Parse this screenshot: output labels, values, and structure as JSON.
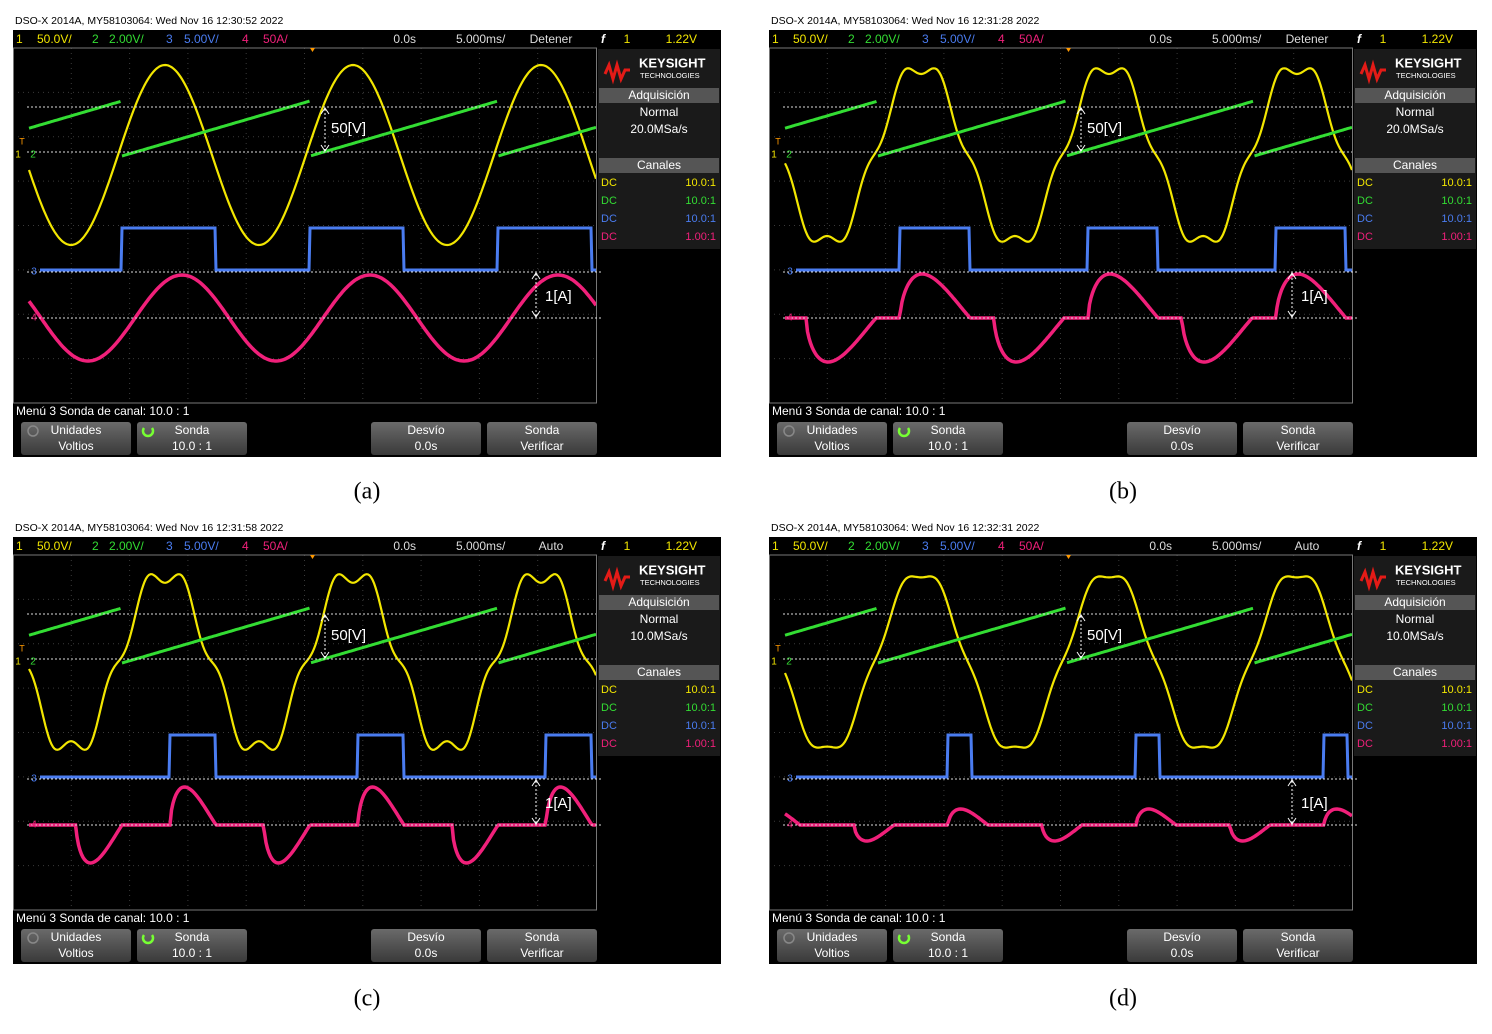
{
  "panels": [
    {
      "header": "DSO-X 2014A, MY58103064: Wed Nov 16 12:30:52 2022",
      "status": {
        "ch1": "1",
        "ch1_scale": "50.0V/",
        "ch2": "2",
        "ch2_scale": "2.00V/",
        "ch3": "3",
        "ch3_scale": "5.00V/",
        "ch4": "4",
        "ch4_scale": "50A/",
        "delay": "0.0s",
        "timebase": "5.000ms/",
        "mode": "Detener",
        "trig": "f",
        "trig_source": "1",
        "trig_level": "1.22V"
      },
      "sidebar": {
        "brand": "KEYSIGHT",
        "brand_sub": "TECHNOLOGIES",
        "acq_title": "Adquisición",
        "acq_mode": "Normal",
        "acq_rate": "20.0MSa/s",
        "chan_title": "Canales",
        "channels": [
          {
            "coupling": "DC",
            "probe": "10.0:1"
          },
          {
            "coupling": "DC",
            "probe": "10.0:1"
          },
          {
            "coupling": "DC",
            "probe": "10.0:1"
          },
          {
            "coupling": "DC",
            "probe": "1.00:1"
          }
        ]
      },
      "markers": {
        "trigger": "T",
        "ch1": "1",
        "ch2": "2",
        "ch3": "3",
        "ch4": "4"
      },
      "annotations": {
        "voltage": "50[V]",
        "current": "1[A]"
      },
      "menu": "Menú 3 Sonda de canal: 10.0 : 1",
      "softkeys": [
        {
          "top": "Unidades",
          "bottom": "Voltios"
        },
        {
          "top": "Sonda",
          "bottom": "10.0 : 1"
        },
        {
          "top": "Desvío",
          "bottom": "0.0s"
        },
        {
          "top": "Sonda",
          "bottom": "Verificar"
        }
      ],
      "caption": "(a)"
    },
    {
      "header": "DSO-X 2014A, MY58103064: Wed Nov 16 12:31:28 2022",
      "status": {
        "ch1": "1",
        "ch1_scale": "50.0V/",
        "ch2": "2",
        "ch2_scale": "2.00V/",
        "ch3": "3",
        "ch3_scale": "5.00V/",
        "ch4": "4",
        "ch4_scale": "50A/",
        "delay": "0.0s",
        "timebase": "5.000ms/",
        "mode": "Detener",
        "trig": "f",
        "trig_source": "1",
        "trig_level": "1.22V"
      },
      "sidebar": {
        "brand": "KEYSIGHT",
        "brand_sub": "TECHNOLOGIES",
        "acq_title": "Adquisición",
        "acq_mode": "Normal",
        "acq_rate": "20.0MSa/s",
        "chan_title": "Canales",
        "channels": [
          {
            "coupling": "DC",
            "probe": "10.0:1"
          },
          {
            "coupling": "DC",
            "probe": "10.0:1"
          },
          {
            "coupling": "DC",
            "probe": "10.0:1"
          },
          {
            "coupling": "DC",
            "probe": "1.00:1"
          }
        ]
      },
      "markers": {
        "trigger": "T",
        "ch1": "1",
        "ch2": "2",
        "ch3": "3",
        "ch4": "4"
      },
      "annotations": {
        "voltage": "50[V]",
        "current": "1[A]"
      },
      "menu": "Menú 3 Sonda de canal: 10.0 : 1",
      "softkeys": [
        {
          "top": "Unidades",
          "bottom": "Voltios"
        },
        {
          "top": "Sonda",
          "bottom": "10.0 : 1"
        },
        {
          "top": "Desvío",
          "bottom": "0.0s"
        },
        {
          "top": "Sonda",
          "bottom": "Verificar"
        }
      ],
      "caption": "(b)"
    },
    {
      "header": "DSO-X 2014A, MY58103064: Wed Nov 16 12:31:58 2022",
      "status": {
        "ch1": "1",
        "ch1_scale": "50.0V/",
        "ch2": "2",
        "ch2_scale": "2.00V/",
        "ch3": "3",
        "ch3_scale": "5.00V/",
        "ch4": "4",
        "ch4_scale": "50A/",
        "delay": "0.0s",
        "timebase": "5.000ms/",
        "mode": "Auto",
        "trig": "f",
        "trig_source": "1",
        "trig_level": "1.22V"
      },
      "sidebar": {
        "brand": "KEYSIGHT",
        "brand_sub": "TECHNOLOGIES",
        "acq_title": "Adquisición",
        "acq_mode": "Normal",
        "acq_rate": "10.0MSa/s",
        "chan_title": "Canales",
        "channels": [
          {
            "coupling": "DC",
            "probe": "10.0:1"
          },
          {
            "coupling": "DC",
            "probe": "10.0:1"
          },
          {
            "coupling": "DC",
            "probe": "10.0:1"
          },
          {
            "coupling": "DC",
            "probe": "1.00:1"
          }
        ]
      },
      "markers": {
        "trigger": "T",
        "ch1": "1",
        "ch2": "2",
        "ch3": "3",
        "ch4": "4"
      },
      "annotations": {
        "voltage": "50[V]",
        "current": "1[A]"
      },
      "menu": "Menú 3 Sonda de canal: 10.0 : 1",
      "softkeys": [
        {
          "top": "Unidades",
          "bottom": "Voltios"
        },
        {
          "top": "Sonda",
          "bottom": "10.0 : 1"
        },
        {
          "top": "Desvío",
          "bottom": "0.0s"
        },
        {
          "top": "Sonda",
          "bottom": "Verificar"
        }
      ],
      "caption": "(c)"
    },
    {
      "header": "DSO-X 2014A, MY58103064: Wed Nov 16 12:32:31 2022",
      "status": {
        "ch1": "1",
        "ch1_scale": "50.0V/",
        "ch2": "2",
        "ch2_scale": "2.00V/",
        "ch3": "3",
        "ch3_scale": "5.00V/",
        "ch4": "4",
        "ch4_scale": "50A/",
        "delay": "0.0s",
        "timebase": "5.000ms/",
        "mode": "Auto",
        "trig": "f",
        "trig_source": "1",
        "trig_level": "1.22V"
      },
      "sidebar": {
        "brand": "KEYSIGHT",
        "brand_sub": "TECHNOLOGIES",
        "acq_title": "Adquisición",
        "acq_mode": "Normal",
        "acq_rate": "10.0MSa/s",
        "chan_title": "Canales",
        "channels": [
          {
            "coupling": "DC",
            "probe": "10.0:1"
          },
          {
            "coupling": "DC",
            "probe": "10.0:1"
          },
          {
            "coupling": "DC",
            "probe": "10.0:1"
          },
          {
            "coupling": "DC",
            "probe": "1.00:1"
          }
        ]
      },
      "markers": {
        "trigger": "T",
        "ch1": "1",
        "ch2": "2",
        "ch3": "3",
        "ch4": "4"
      },
      "annotations": {
        "voltage": "50[V]",
        "current": "1[A]"
      },
      "menu": "Menú 3 Sonda de canal: 10.0 : 1",
      "softkeys": [
        {
          "top": "Unidades",
          "bottom": "Voltios"
        },
        {
          "top": "Sonda",
          "bottom": "10.0 : 1"
        },
        {
          "top": "Desvío",
          "bottom": "0.0s"
        },
        {
          "top": "Sonda",
          "bottom": "Verificar"
        }
      ],
      "caption": "(d)"
    }
  ]
}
----
**WHAT THE TASK ASKS**
All records above are to be printed exactly, minus the pictures they contain.

**RESULT OF THIS TASK**
Parse this screenshot: output labels, values, and structure as JSON.
{
  "panels": [
    {
      "header": "DSO-X 2014A, MY58103064: Wed Nov 16 12:30:52 2022",
      "status": {
        "ch1": "1",
        "ch1_scale": "50.0V/",
        "ch2": "2",
        "ch2_scale": "2.00V/",
        "ch3": "3",
        "ch3_scale": "5.00V/",
        "ch4": "4",
        "ch4_scale": "50A/",
        "delay": "0.0s",
        "timebase": "5.000ms/",
        "mode": "Detener",
        "trig": "f",
        "trig_source": "1",
        "trig_level": "1.22V"
      },
      "sidebar": {
        "brand": "KEYSIGHT",
        "brand_sub": "TECHNOLOGIES",
        "acq_title": "Adquisición",
        "acq_mode": "Normal",
        "acq_rate": "20.0MSa/s",
        "chan_title": "Canales",
        "channels": [
          {
            "coupling": "DC",
            "probe": "10.0:1"
          },
          {
            "coupling": "DC",
            "probe": "10.0:1"
          },
          {
            "coupling": "DC",
            "probe": "10.0:1"
          },
          {
            "coupling": "DC",
            "probe": "1.00:1"
          }
        ]
      },
      "markers": {
        "trigger": "T",
        "ch1": "1",
        "ch2": "2",
        "ch3": "3",
        "ch4": "4"
      },
      "annotations": {
        "voltage": "50[V]",
        "current": "1[A]"
      },
      "menu": "Menú 3 Sonda de canal: 10.0 : 1",
      "softkeys": [
        {
          "top": "Unidades",
          "bottom": "Voltios"
        },
        {
          "top": "Sonda",
          "bottom": "10.0 : 1"
        },
        {
          "top": "Desvío",
          "bottom": "0.0s"
        },
        {
          "top": "Sonda",
          "bottom": "Verificar"
        }
      ],
      "caption": "(a)"
    },
    {
      "header": "DSO-X 2014A, MY58103064: Wed Nov 16 12:31:28 2022",
      "status": {
        "ch1": "1",
        "ch1_scale": "50.0V/",
        "ch2": "2",
        "ch2_scale": "2.00V/",
        "ch3": "3",
        "ch3_scale": "5.00V/",
        "ch4": "4",
        "ch4_scale": "50A/",
        "delay": "0.0s",
        "timebase": "5.000ms/",
        "mode": "Detener",
        "trig": "f",
        "trig_source": "1",
        "trig_level": "1.22V"
      },
      "sidebar": {
        "brand": "KEYSIGHT",
        "brand_sub": "TECHNOLOGIES",
        "acq_title": "Adquisición",
        "acq_mode": "Normal",
        "acq_rate": "20.0MSa/s",
        "chan_title": "Canales",
        "channels": [
          {
            "coupling": "DC",
            "probe": "10.0:1"
          },
          {
            "coupling": "DC",
            "probe": "10.0:1"
          },
          {
            "coupling": "DC",
            "probe": "10.0:1"
          },
          {
            "coupling": "DC",
            "probe": "1.00:1"
          }
        ]
      },
      "markers": {
        "trigger": "T",
        "ch1": "1",
        "ch2": "2",
        "ch3": "3",
        "ch4": "4"
      },
      "annotations": {
        "voltage": "50[V]",
        "current": "1[A]"
      },
      "menu": "Menú 3 Sonda de canal: 10.0 : 1",
      "softkeys": [
        {
          "top": "Unidades",
          "bottom": "Voltios"
        },
        {
          "top": "Sonda",
          "bottom": "10.0 : 1"
        },
        {
          "top": "Desvío",
          "bottom": "0.0s"
        },
        {
          "top": "Sonda",
          "bottom": "Verificar"
        }
      ],
      "caption": "(b)"
    },
    {
      "header": "DSO-X 2014A, MY58103064: Wed Nov 16 12:31:58 2022",
      "status": {
        "ch1": "1",
        "ch1_scale": "50.0V/",
        "ch2": "2",
        "ch2_scale": "2.00V/",
        "ch3": "3",
        "ch3_scale": "5.00V/",
        "ch4": "4",
        "ch4_scale": "50A/",
        "delay": "0.0s",
        "timebase": "5.000ms/",
        "mode": "Auto",
        "trig": "f",
        "trig_source": "1",
        "trig_level": "1.22V"
      },
      "sidebar": {
        "brand": "KEYSIGHT",
        "brand_sub": "TECHNOLOGIES",
        "acq_title": "Adquisición",
        "acq_mode": "Normal",
        "acq_rate": "10.0MSa/s",
        "chan_title": "Canales",
        "channels": [
          {
            "coupling": "DC",
            "probe": "10.0:1"
          },
          {
            "coupling": "DC",
            "probe": "10.0:1"
          },
          {
            "coupling": "DC",
            "probe": "10.0:1"
          },
          {
            "coupling": "DC",
            "probe": "1.00:1"
          }
        ]
      },
      "markers": {
        "trigger": "T",
        "ch1": "1",
        "ch2": "2",
        "ch3": "3",
        "ch4": "4"
      },
      "annotations": {
        "voltage": "50[V]",
        "current": "1[A]"
      },
      "menu": "Menú 3 Sonda de canal: 10.0 : 1",
      "softkeys": [
        {
          "top": "Unidades",
          "bottom": "Voltios"
        },
        {
          "top": "Sonda",
          "bottom": "10.0 : 1"
        },
        {
          "top": "Desvío",
          "bottom": "0.0s"
        },
        {
          "top": "Sonda",
          "bottom": "Verificar"
        }
      ],
      "caption": "(c)"
    },
    {
      "header": "DSO-X 2014A, MY58103064: Wed Nov 16 12:32:31 2022",
      "status": {
        "ch1": "1",
        "ch1_scale": "50.0V/",
        "ch2": "2",
        "ch2_scale": "2.00V/",
        "ch3": "3",
        "ch3_scale": "5.00V/",
        "ch4": "4",
        "ch4_scale": "50A/",
        "delay": "0.0s",
        "timebase": "5.000ms/",
        "mode": "Auto",
        "trig": "f",
        "trig_source": "1",
        "trig_level": "1.22V"
      },
      "sidebar": {
        "brand": "KEYSIGHT",
        "brand_sub": "TECHNOLOGIES",
        "acq_title": "Adquisición",
        "acq_mode": "Normal",
        "acq_rate": "10.0MSa/s",
        "chan_title": "Canales",
        "channels": [
          {
            "coupling": "DC",
            "probe": "10.0:1"
          },
          {
            "coupling": "DC",
            "probe": "10.0:1"
          },
          {
            "coupling": "DC",
            "probe": "10.0:1"
          },
          {
            "coupling": "DC",
            "probe": "1.00:1"
          }
        ]
      },
      "markers": {
        "trigger": "T",
        "ch1": "1",
        "ch2": "2",
        "ch3": "3",
        "ch4": "4"
      },
      "annotations": {
        "voltage": "50[V]",
        "current": "1[A]"
      },
      "menu": "Menú 3 Sonda de canal: 10.0 : 1",
      "softkeys": [
        {
          "top": "Unidades",
          "bottom": "Voltios"
        },
        {
          "top": "Sonda",
          "bottom": "10.0 : 1"
        },
        {
          "top": "Desvío",
          "bottom": "0.0s"
        },
        {
          "top": "Sonda",
          "bottom": "Verificar"
        }
      ],
      "caption": "(d)"
    }
  ]
}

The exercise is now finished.